_Data extract:_
◇ ◇ ◇ ◇

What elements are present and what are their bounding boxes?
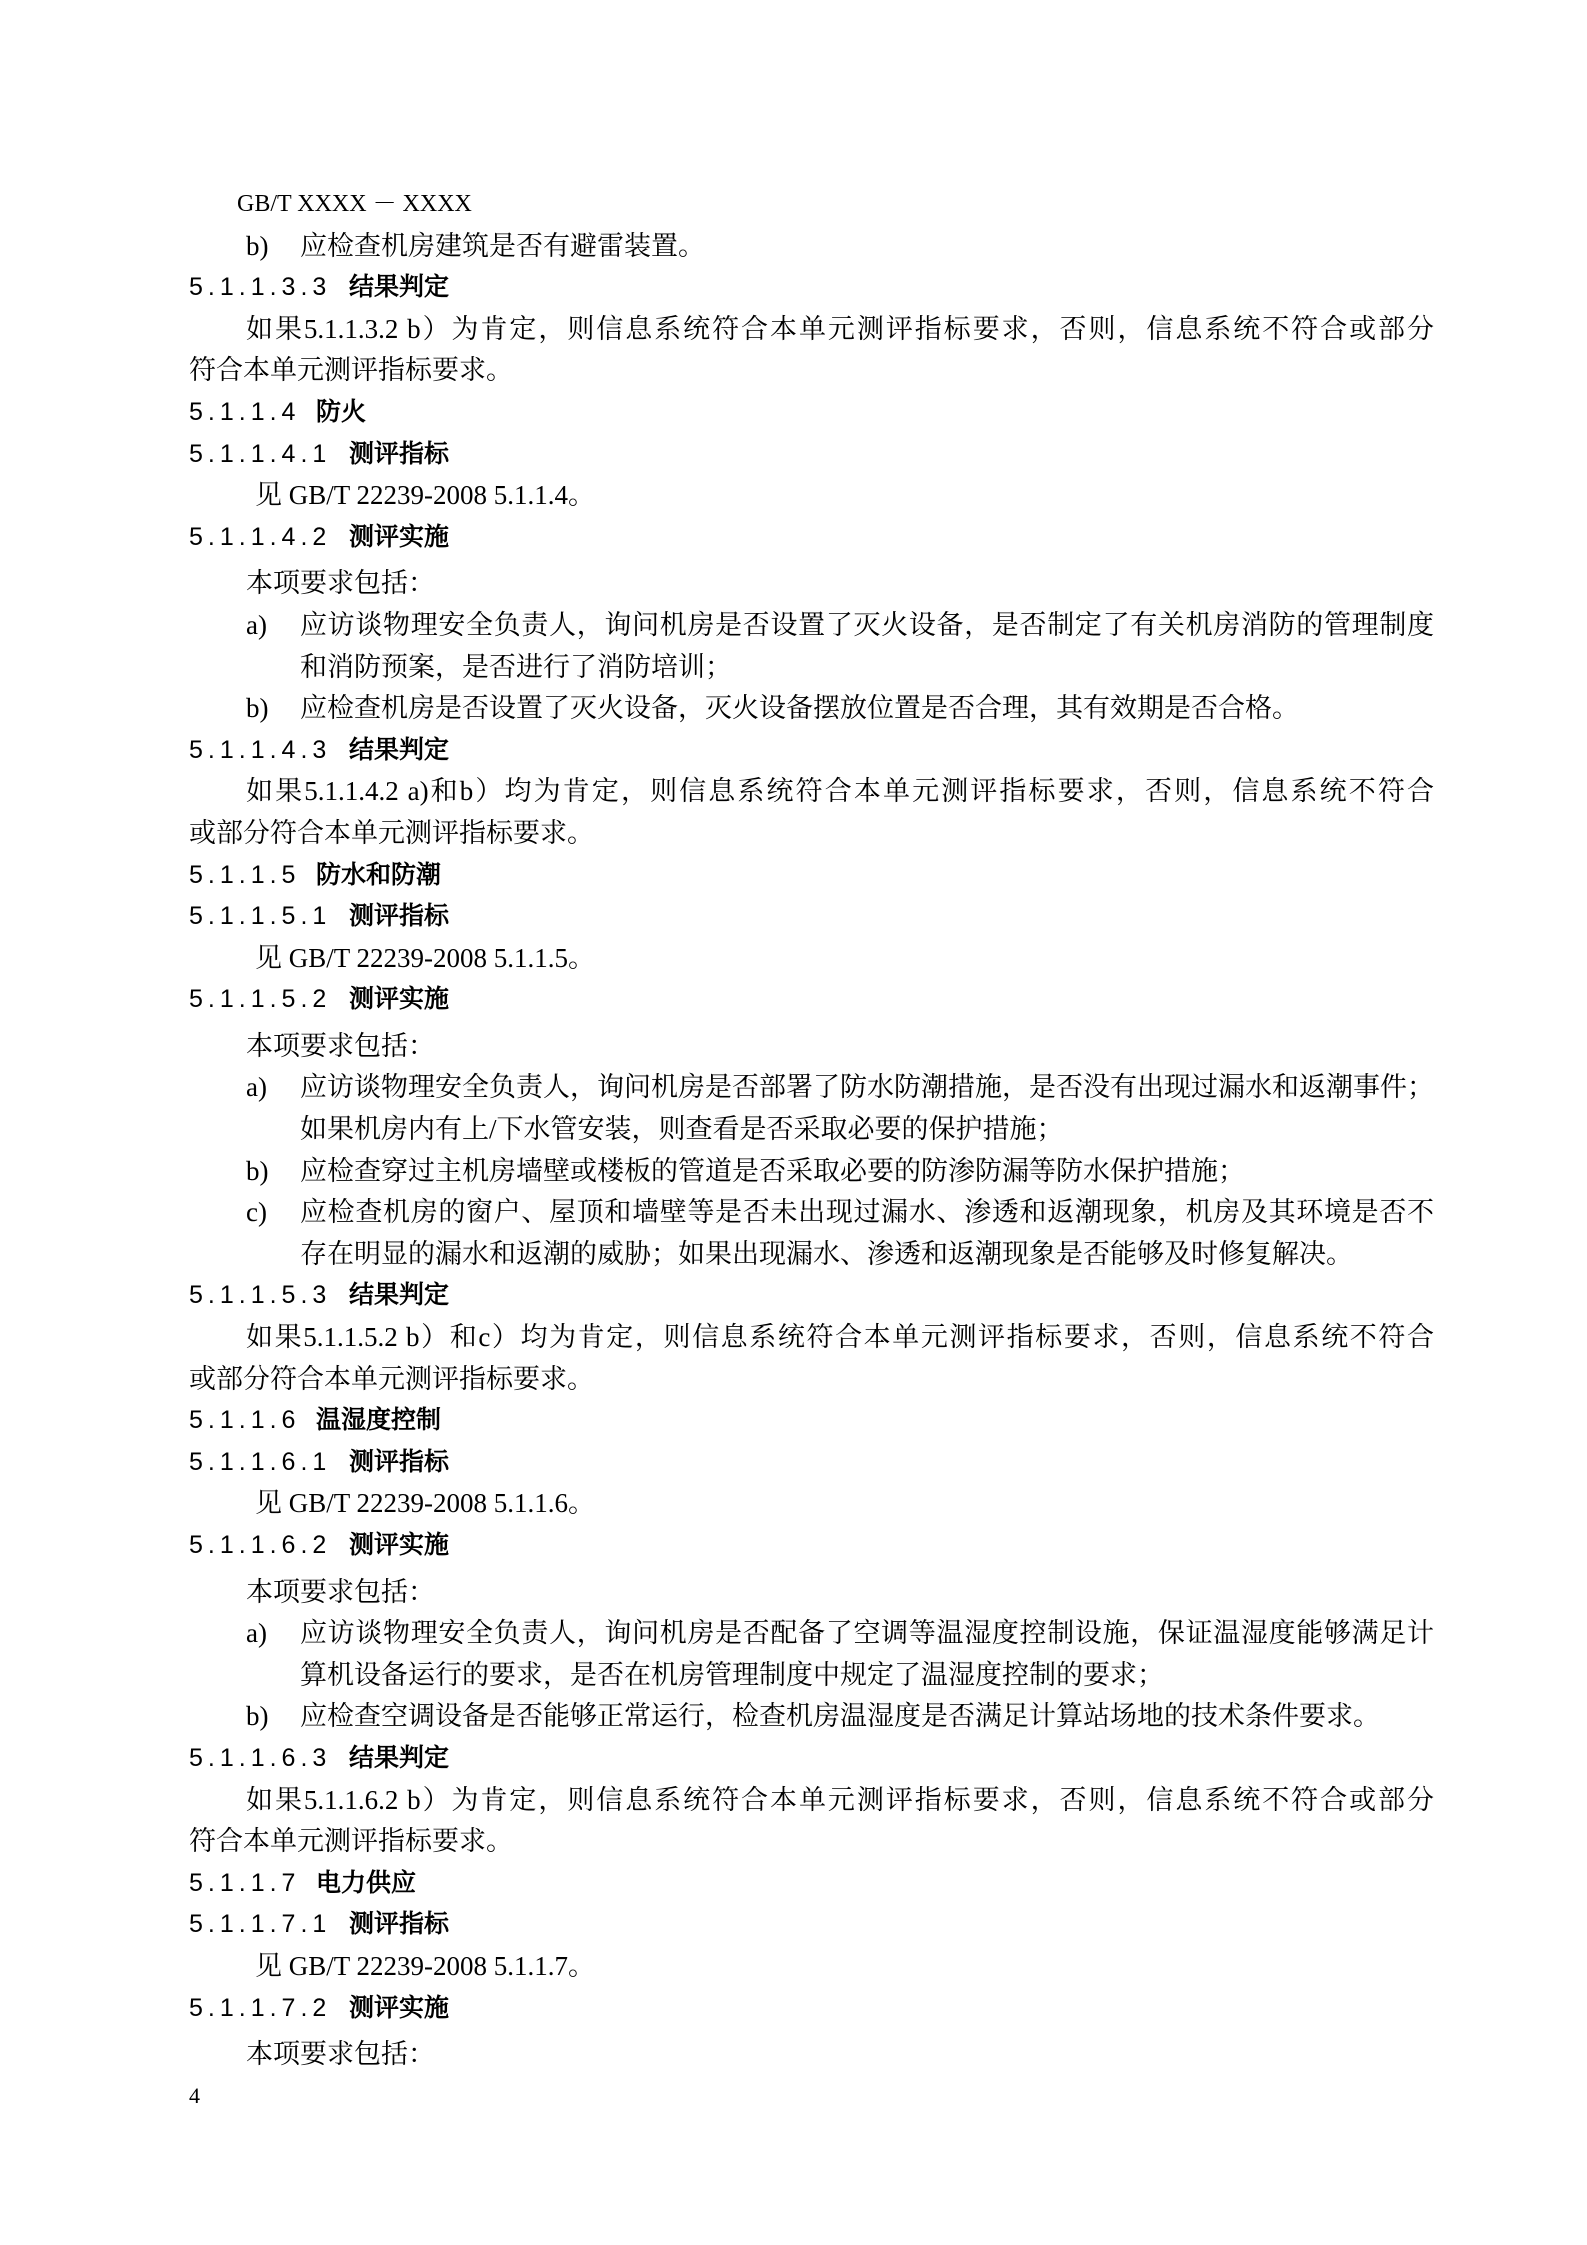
line-text: 见 GB/T 22239-2008 5.1.1.6。 bbox=[255, 1488, 596, 1519]
section-title: 结果判定 bbox=[349, 273, 450, 302]
section-number: 5.1.1.7.1 bbox=[189, 1910, 332, 1939]
list-item-label: b) bbox=[246, 693, 269, 724]
section-number: 5.1.1.5.3 bbox=[189, 1281, 332, 1310]
line-text: 或部分符合本单元测评指标要求。 bbox=[189, 1363, 594, 1394]
section-heading bbox=[189, 517, 1434, 559]
paragraph-line bbox=[189, 309, 1434, 351]
section-title: 温湿度控制 bbox=[316, 1406, 442, 1435]
paragraph-line bbox=[189, 1359, 1434, 1401]
list-item-label: b) bbox=[246, 1701, 269, 1732]
section-title: 测评实施 bbox=[349, 1531, 450, 1559]
paragraph-line bbox=[189, 771, 1434, 813]
paragraph-line bbox=[189, 1780, 1434, 1822]
list-item-line bbox=[189, 1234, 1434, 1276]
section-number: 5.1.1.4.2 bbox=[189, 522, 332, 551]
line-text: 本项要求包括： bbox=[246, 1576, 435, 1607]
paragraph-line bbox=[189, 1317, 1434, 1359]
line-text: 如果5.1.1.5.2 b）和c）均为肯定，则信息系统符合本单元测评指标要求，否则，信息系统不符合 bbox=[246, 1322, 1434, 1353]
list-item-line bbox=[189, 688, 1434, 730]
line-text: 应访谈物理安全负责人，询问机房是否设置了灭火设备，是否制定了有关机房消防的管理制度 bbox=[300, 609, 1434, 640]
document-body bbox=[189, 184, 1434, 2076]
section-title: 测评指标 bbox=[349, 902, 450, 931]
section-title: 测评指标 bbox=[349, 439, 450, 468]
section-heading bbox=[189, 1400, 1434, 1442]
line-text: 存在明显的漏水和返潮的威胁；如果出现漏水、渗透和返潮现象是否能够及时修复解决。 bbox=[300, 1238, 1353, 1269]
list-item-label: b) bbox=[246, 1155, 269, 1186]
line-text: 本项要求包括： bbox=[246, 2039, 435, 2070]
list-item-line bbox=[189, 1067, 1434, 1109]
line-text: 如果机房内有上/下水管安装，则查看是否采取必要的保护措施； bbox=[300, 1114, 1064, 1145]
reference-line bbox=[189, 1946, 1434, 1988]
list-item-line bbox=[189, 1109, 1434, 1151]
line-text: 应访谈物理安全负责人，询问机房是否配备了空调等温湿度控制设施，保证温湿度能够满足计 bbox=[300, 1618, 1434, 1649]
page-number: 4 bbox=[189, 2083, 200, 2108]
section-title: 测评实施 bbox=[349, 522, 450, 551]
intro-line bbox=[189, 563, 1434, 605]
list-item-line bbox=[189, 1151, 1434, 1193]
section-heading bbox=[189, 1525, 1434, 1567]
line-text: 符合本单元测评指标要求。 bbox=[189, 1826, 513, 1857]
line-text: 如果5.1.1.6.2 b）为肯定，则信息系统符合本单元测评指标要求，否则，信息系统不符合或部分 bbox=[246, 1784, 1434, 1815]
paragraph-line bbox=[189, 813, 1434, 855]
section-heading bbox=[189, 730, 1434, 772]
section-title: 结果判定 bbox=[349, 1281, 450, 1310]
section-title: 测评实施 bbox=[349, 1993, 450, 2022]
line-text: 或部分符合本单元测评指标要求。 bbox=[189, 817, 594, 848]
section-number: 5.1.1.6 bbox=[189, 1406, 301, 1435]
section-title: 防火 bbox=[316, 397, 367, 426]
line-text: 应检查机房的窗户、屋顶和墙壁等是否未出现过漏水、渗透和返潮现象，机房及其环境是否不 bbox=[300, 1197, 1434, 1228]
list-item-label: c) bbox=[246, 1197, 267, 1228]
section-heading bbox=[189, 1988, 1434, 2030]
section-heading bbox=[189, 1275, 1434, 1317]
list-item-line bbox=[189, 226, 1434, 268]
list-item-line bbox=[189, 647, 1434, 689]
intro-line bbox=[189, 2034, 1434, 2076]
list-item-line bbox=[189, 1613, 1434, 1655]
section-heading bbox=[189, 979, 1434, 1021]
section-number: 5.1.1.7.2 bbox=[189, 1993, 332, 2022]
line-text: 符合本单元测评指标要求。 bbox=[189, 355, 513, 386]
line-text: 见 GB/T 22239-2008 5.1.1.5。 bbox=[255, 942, 596, 973]
list-item-label: a) bbox=[246, 1072, 267, 1103]
section-heading bbox=[189, 1738, 1434, 1780]
section-number: 5.1.1.5.1 bbox=[189, 902, 332, 931]
section-number: 5.1.1.6.2 bbox=[189, 1531, 332, 1559]
line-text: 本项要求包括： bbox=[246, 1030, 435, 1061]
line-text: 算机设备运行的要求，是否在机房管理制度中规定了温湿度控制的要求； bbox=[300, 1659, 1164, 1690]
intro-line bbox=[189, 1026, 1434, 1068]
list-item-label: a) bbox=[246, 609, 267, 640]
section-heading bbox=[189, 392, 1434, 434]
line-text: 应检查空调设备是否能够正常运行，检查机房温湿度是否满足计算站场地的技术条件要求。 bbox=[300, 1701, 1380, 1732]
section-heading bbox=[189, 1863, 1434, 1905]
list-item-line bbox=[189, 605, 1434, 647]
paragraph-line bbox=[189, 350, 1434, 392]
intro-line bbox=[189, 1572, 1434, 1614]
section-number: 5.1.1.4 bbox=[189, 397, 301, 426]
list-item-line bbox=[189, 1696, 1434, 1738]
section-number: 5.1.1.4.3 bbox=[189, 735, 332, 764]
section-heading bbox=[189, 855, 1434, 897]
section-heading bbox=[189, 896, 1434, 938]
list-item-line bbox=[189, 1655, 1434, 1697]
line-text: 应访谈物理安全负责人，询问机房是否部署了防水防潮措施，是否没有出现过漏水和返潮事件； bbox=[300, 1072, 1434, 1103]
line-text: 应检查穿过主机房墙壁或楼板的管道是否采取必要的防渗防漏等防水保护措施； bbox=[300, 1155, 1245, 1186]
section-title: 测评指标 bbox=[349, 1447, 450, 1476]
line-text: 应检查机房建筑是否有避雷装置。 bbox=[300, 230, 705, 261]
section-title: 结果判定 bbox=[349, 1743, 450, 1772]
section-heading bbox=[189, 267, 1434, 309]
reference-line bbox=[189, 938, 1434, 980]
section-title: 防水和防潮 bbox=[316, 860, 442, 889]
section-number: 5.1.1.3.3 bbox=[189, 273, 332, 302]
section-number: 5.1.1.6.1 bbox=[189, 1447, 332, 1476]
document-header: GB/T XXXX － XXXX bbox=[237, 191, 472, 217]
section-title: 测评实施 bbox=[349, 985, 450, 1014]
reference-line bbox=[189, 1483, 1434, 1525]
section-title: 测评指标 bbox=[349, 1910, 450, 1939]
paragraph-line bbox=[189, 1821, 1434, 1863]
section-number: 5.1.1.5 bbox=[189, 860, 301, 889]
section-title: 电力供应 bbox=[316, 1868, 417, 1897]
section-number: 5.1.1.7 bbox=[189, 1868, 301, 1897]
reference-line bbox=[189, 475, 1434, 517]
list-item-line bbox=[189, 1192, 1434, 1234]
line-text: 和消防预案，是否进行了消防培训； bbox=[300, 651, 732, 682]
section-number: 5.1.1.6.3 bbox=[189, 1743, 332, 1772]
line-text: 如果5.1.1.4.2 a)和b）均为肯定，则信息系统符合本单元测评指标要求，否则，信息系统不符合 bbox=[246, 776, 1434, 807]
section-number: 5.1.1.4.1 bbox=[189, 439, 332, 468]
line-text: 本项要求包括： bbox=[246, 568, 435, 599]
section-heading bbox=[189, 1442, 1434, 1484]
list-item-label: b) bbox=[246, 230, 269, 261]
section-heading bbox=[189, 1904, 1434, 1946]
section-heading bbox=[189, 434, 1434, 476]
line-text: 见 GB/T 22239-2008 5.1.1.4。 bbox=[255, 480, 596, 511]
list-item-label: a) bbox=[246, 1618, 267, 1649]
section-title: 结果判定 bbox=[349, 735, 450, 764]
line-text: 见 GB/T 22239-2008 5.1.1.7。 bbox=[255, 1950, 596, 1981]
line-text: 应检查机房是否设置了灭火设备，灭火设备摆放位置是否合理，其有效期是否合格。 bbox=[300, 693, 1299, 724]
line-text: 如果5.1.1.3.2 b）为肯定，则信息系统符合本单元测评指标要求，否则，信息系统不符合或部分 bbox=[246, 313, 1434, 344]
section-number: 5.1.1.5.2 bbox=[189, 985, 332, 1014]
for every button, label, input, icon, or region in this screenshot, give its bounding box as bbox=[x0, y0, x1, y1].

◇ ◇ ◇ ◇

_Exercise brief:_ Count how many lines in the records contain the string "或部分符合本单元测评指标要求". Give only the number.

_Answer to the task:_ 2